> **Consegna**: Ricopia tali e quali le righe dei dati, dalla riga che contiene "cell-storage: KG xyxy=(395,723,560,740)" fino a quella che contiene "cell-storage: BOTTLE xyxy=(395,221,560,238)", entrambe incluse.
■ ■ ■ ■ ■ ■ ■
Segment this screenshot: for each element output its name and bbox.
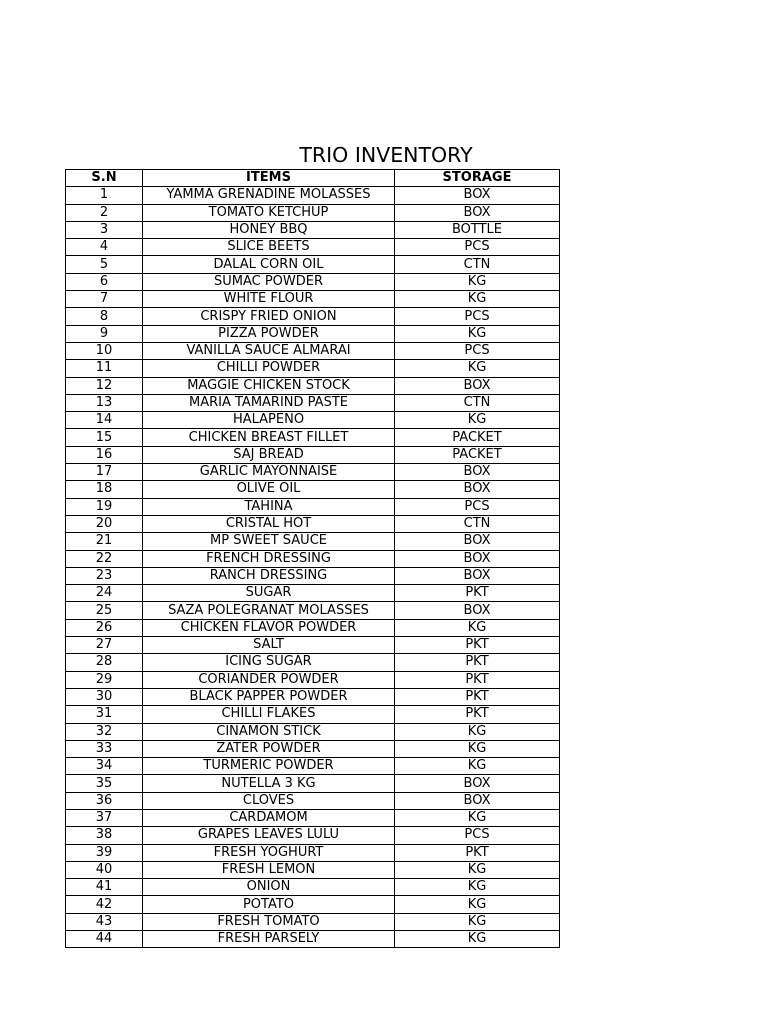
cell-storage: KG xyxy=(395,723,560,740)
cell-item: FRESH PARSELY xyxy=(143,931,395,948)
cell-storage: BOX xyxy=(395,550,560,567)
cell-sn: 4 xyxy=(66,239,143,256)
cell-item: DALAL CORN OIL xyxy=(143,256,395,273)
cell-item: CHICKEN FLAVOR POWDER xyxy=(143,619,395,636)
table-row xyxy=(66,291,560,308)
page-title: TRIO INVENTORY xyxy=(299,143,473,167)
cell-storage: PKT xyxy=(395,844,560,861)
table-row xyxy=(66,775,560,792)
table-row xyxy=(66,792,560,809)
cell-storage: KG xyxy=(395,896,560,913)
table-row xyxy=(66,740,560,757)
cell-storage: PCS xyxy=(395,308,560,325)
inventory-table xyxy=(65,169,560,948)
cell-item: CRISTAL HOT xyxy=(143,515,395,532)
table-row xyxy=(66,239,560,256)
cell-sn: 17 xyxy=(66,464,143,481)
cell-item: TOMATO KETCHUP xyxy=(143,204,395,221)
table-header-row xyxy=(66,170,560,187)
cell-storage: BOX xyxy=(395,567,560,584)
cell-item: SUGAR xyxy=(143,585,395,602)
cell-item: ICING SUGAR xyxy=(143,654,395,671)
cell-storage: KG xyxy=(395,879,560,896)
cell-sn: 26 xyxy=(66,619,143,636)
cell-item: CHICKEN BREAST FILLET xyxy=(143,429,395,446)
column-header-storage: STORAGE xyxy=(395,170,560,187)
cell-item: CHILLI FLAKES xyxy=(143,706,395,723)
cell-item: PIZZA POWDER xyxy=(143,325,395,342)
cell-storage: CTN xyxy=(395,515,560,532)
cell-storage: KG xyxy=(395,809,560,826)
cell-item: MARIA TAMARIND PASTE xyxy=(143,394,395,411)
cell-item: NUTELLA 3 KG xyxy=(143,775,395,792)
cell-storage: PCS xyxy=(395,342,560,359)
cell-item: ONION xyxy=(143,879,395,896)
table-row xyxy=(66,464,560,481)
table-row xyxy=(66,844,560,861)
cell-storage: KG xyxy=(395,360,560,377)
table-row xyxy=(66,394,560,411)
cell-sn: 13 xyxy=(66,394,143,411)
cell-item: HONEY BBQ xyxy=(143,221,395,238)
cell-storage: KG xyxy=(395,325,560,342)
cell-sn: 27 xyxy=(66,637,143,654)
cell-sn: 15 xyxy=(66,429,143,446)
table-row xyxy=(66,637,560,654)
cell-storage: BOTTLE xyxy=(395,221,560,238)
cell-sn: 25 xyxy=(66,602,143,619)
table-row xyxy=(66,308,560,325)
table-row xyxy=(66,619,560,636)
cell-item: FRESH LEMON xyxy=(143,861,395,878)
cell-storage: PKT xyxy=(395,688,560,705)
cell-sn: 8 xyxy=(66,308,143,325)
cell-item: HALAPENO xyxy=(143,412,395,429)
cell-storage: PKT xyxy=(395,637,560,654)
table-row xyxy=(66,515,560,532)
cell-sn: 31 xyxy=(66,706,143,723)
table-row xyxy=(66,342,560,359)
cell-sn: 20 xyxy=(66,515,143,532)
cell-item: FRENCH DRESSING xyxy=(143,550,395,567)
cell-item: TAHINA xyxy=(143,498,395,515)
table-row xyxy=(66,688,560,705)
cell-sn: 2 xyxy=(66,204,143,221)
table-row xyxy=(66,446,560,463)
cell-sn: 34 xyxy=(66,758,143,775)
cell-storage: PACKET xyxy=(395,446,560,463)
cell-storage: KG xyxy=(395,740,560,757)
table-row xyxy=(66,360,560,377)
table-row xyxy=(66,654,560,671)
cell-storage: BOX xyxy=(395,204,560,221)
cell-storage: BOX xyxy=(395,602,560,619)
cell-storage: KG xyxy=(395,913,560,930)
cell-item: CHILLI POWDER xyxy=(143,360,395,377)
table-row xyxy=(66,221,560,238)
cell-storage: PKT xyxy=(395,706,560,723)
table-row xyxy=(66,931,560,948)
cell-storage: CTN xyxy=(395,256,560,273)
cell-item: GRAPES LEAVES LULU xyxy=(143,827,395,844)
table-row xyxy=(66,671,560,688)
column-header-items: ITEMS xyxy=(143,170,395,187)
cell-item: YAMMA GRENADINE MOLASSES xyxy=(143,187,395,204)
cell-item: BLACK PAPPER POWDER xyxy=(143,688,395,705)
table-row xyxy=(66,723,560,740)
cell-storage: KG xyxy=(395,861,560,878)
table-row xyxy=(66,602,560,619)
cell-storage: BOX xyxy=(395,187,560,204)
cell-storage: KG xyxy=(395,273,560,290)
table-row xyxy=(66,879,560,896)
cell-storage: PKT xyxy=(395,585,560,602)
cell-item: SLICE BEETS xyxy=(143,239,395,256)
cell-sn: 36 xyxy=(66,792,143,809)
cell-storage: KG xyxy=(395,758,560,775)
cell-storage: PACKET xyxy=(395,429,560,446)
cell-storage: BOX xyxy=(395,481,560,498)
cell-item: CINAMON STICK xyxy=(143,723,395,740)
cell-sn: 23 xyxy=(66,567,143,584)
cell-sn: 43 xyxy=(66,913,143,930)
cell-item: MP SWEET SAUCE xyxy=(143,533,395,550)
table-row xyxy=(66,429,560,446)
cell-storage: PCS xyxy=(395,239,560,256)
cell-item: POTATO xyxy=(143,896,395,913)
table-body xyxy=(66,187,560,948)
cell-item: ZATER POWDER xyxy=(143,740,395,757)
cell-sn: 5 xyxy=(66,256,143,273)
table-row xyxy=(66,187,560,204)
cell-item: CORIANDER POWDER xyxy=(143,671,395,688)
cell-item: CRISPY FRIED ONION xyxy=(143,308,395,325)
table-row xyxy=(66,498,560,515)
cell-sn: 14 xyxy=(66,412,143,429)
cell-storage: PCS xyxy=(395,498,560,515)
cell-sn: 24 xyxy=(66,585,143,602)
cell-sn: 16 xyxy=(66,446,143,463)
cell-sn: 11 xyxy=(66,360,143,377)
cell-sn: 35 xyxy=(66,775,143,792)
cell-item: VANILLA SAUCE ALMARAI xyxy=(143,342,395,359)
cell-sn: 18 xyxy=(66,481,143,498)
cell-storage: BOX xyxy=(395,533,560,550)
table-row xyxy=(66,758,560,775)
table-row xyxy=(66,325,560,342)
cell-sn: 32 xyxy=(66,723,143,740)
cell-sn: 33 xyxy=(66,740,143,757)
cell-item: MAGGIE CHICKEN STOCK xyxy=(143,377,395,394)
cell-sn: 39 xyxy=(66,844,143,861)
table-row xyxy=(66,827,560,844)
cell-sn: 37 xyxy=(66,809,143,826)
cell-sn: 6 xyxy=(66,273,143,290)
cell-sn: 38 xyxy=(66,827,143,844)
cell-storage: BOX xyxy=(395,377,560,394)
table-row xyxy=(66,204,560,221)
cell-sn: 7 xyxy=(66,291,143,308)
table-row xyxy=(66,550,560,567)
cell-item: FRESH TOMATO xyxy=(143,913,395,930)
cell-storage: PKT xyxy=(395,654,560,671)
cell-sn: 28 xyxy=(66,654,143,671)
cell-storage: KG xyxy=(395,291,560,308)
cell-storage: KG xyxy=(395,931,560,948)
cell-item: WHITE FLOUR xyxy=(143,291,395,308)
cell-storage: BOX xyxy=(395,464,560,481)
cell-sn: 41 xyxy=(66,879,143,896)
cell-sn: 44 xyxy=(66,931,143,948)
cell-storage: KG xyxy=(395,619,560,636)
cell-item: CLOVES xyxy=(143,792,395,809)
cell-sn: 40 xyxy=(66,861,143,878)
cell-item: RANCH DRESSING xyxy=(143,567,395,584)
cell-item: FRESH YOGHURT xyxy=(143,844,395,861)
cell-sn: 12 xyxy=(66,377,143,394)
table-row xyxy=(66,913,560,930)
cell-sn: 42 xyxy=(66,896,143,913)
table-row xyxy=(66,533,560,550)
cell-sn: 3 xyxy=(66,221,143,238)
cell-item: SALT xyxy=(143,637,395,654)
cell-item: GARLIC MAYONNAISE xyxy=(143,464,395,481)
cell-sn: 22 xyxy=(66,550,143,567)
cell-storage: CTN xyxy=(395,394,560,411)
table-row xyxy=(66,481,560,498)
table-row xyxy=(66,706,560,723)
cell-storage: PCS xyxy=(395,827,560,844)
cell-sn: 10 xyxy=(66,342,143,359)
table-row xyxy=(66,861,560,878)
cell-sn: 1 xyxy=(66,187,143,204)
cell-item: CARDAMOM xyxy=(143,809,395,826)
cell-sn: 29 xyxy=(66,671,143,688)
cell-item: TURMERIC POWDER xyxy=(143,758,395,775)
cell-sn: 21 xyxy=(66,533,143,550)
table-row xyxy=(66,256,560,273)
cell-storage: BOX xyxy=(395,792,560,809)
column-header-sn: S.N xyxy=(66,170,143,187)
table-row xyxy=(66,412,560,429)
table-row xyxy=(66,585,560,602)
cell-item: SAJ BREAD xyxy=(143,446,395,463)
table-row xyxy=(66,809,560,826)
cell-sn: 30 xyxy=(66,688,143,705)
cell-storage: BOX xyxy=(395,775,560,792)
table-row xyxy=(66,896,560,913)
table-row xyxy=(66,567,560,584)
cell-storage: KG xyxy=(395,412,560,429)
cell-sn: 9 xyxy=(66,325,143,342)
table-row xyxy=(66,377,560,394)
cell-item: SAZA POLEGRANAT MOLASSES xyxy=(143,602,395,619)
cell-storage: PKT xyxy=(395,671,560,688)
cell-item: SUMAC POWDER xyxy=(143,273,395,290)
cell-item: OLIVE OIL xyxy=(143,481,395,498)
cell-sn: 19 xyxy=(66,498,143,515)
table-row xyxy=(66,273,560,290)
■ ■ ■ ■ ■ ■ ■
> **Soluzione**:
cell-storage: KG xyxy=(395,723,560,740)
cell-item: FRESH PARSELY xyxy=(143,931,395,948)
cell-storage: BOX xyxy=(395,550,560,567)
cell-sn: 4 xyxy=(66,239,143,256)
cell-item: DALAL CORN OIL xyxy=(143,256,395,273)
cell-item: CHICKEN FLAVOR POWDER xyxy=(143,619,395,636)
table-row xyxy=(66,291,560,308)
page-title: TRIO INVENTORY xyxy=(299,143,473,167)
cell-storage: PKT xyxy=(395,844,560,861)
table-row xyxy=(66,775,560,792)
table-row xyxy=(66,792,560,809)
cell-storage: KG xyxy=(395,896,560,913)
table-row xyxy=(66,740,560,757)
cell-storage: PCS xyxy=(395,308,560,325)
inventory-table xyxy=(65,169,560,948)
cell-item: CRISTAL HOT xyxy=(143,515,395,532)
table-row xyxy=(66,239,560,256)
cell-sn: 17 xyxy=(66,464,143,481)
cell-item: TOMATO KETCHUP xyxy=(143,204,395,221)
table-header-row xyxy=(66,170,560,187)
cell-storage: BOX xyxy=(395,567,560,584)
cell-item: SUGAR xyxy=(143,585,395,602)
cell-item: ICING SUGAR xyxy=(143,654,395,671)
cell-storage: KG xyxy=(395,879,560,896)
cell-sn: 26 xyxy=(66,619,143,636)
cell-item: CHICKEN BREAST FILLET xyxy=(143,429,395,446)
column-header-storage: STORAGE xyxy=(395,170,560,187)
cell-item: CHILLI FLAKES xyxy=(143,706,395,723)
cell-item: PIZZA POWDER xyxy=(143,325,395,342)
cell-storage: CTN xyxy=(395,515,560,532)
cell-storage: KG xyxy=(395,809,560,826)
cell-item: MARIA TAMARIND PASTE xyxy=(143,394,395,411)
cell-item: NUTELLA 3 KG xyxy=(143,775,395,792)
cell-storage: PCS xyxy=(395,342,560,359)
cell-item: ONION xyxy=(143,879,395,896)
table-row xyxy=(66,464,560,481)
table-row xyxy=(66,844,560,861)
cell-storage: KG xyxy=(395,360,560,377)
table-row xyxy=(66,394,560,411)
cell-sn: 13 xyxy=(66,394,143,411)
cell-item: HONEY BBQ xyxy=(143,221,395,238)
cell-storage: KG xyxy=(395,325,560,342)
cell-sn: 27 xyxy=(66,637,143,654)
cell-sn: 15 xyxy=(66,429,143,446)
table-row xyxy=(66,637,560,654)
cell-storage: BOTTLE xyxy=(395,221,560,238)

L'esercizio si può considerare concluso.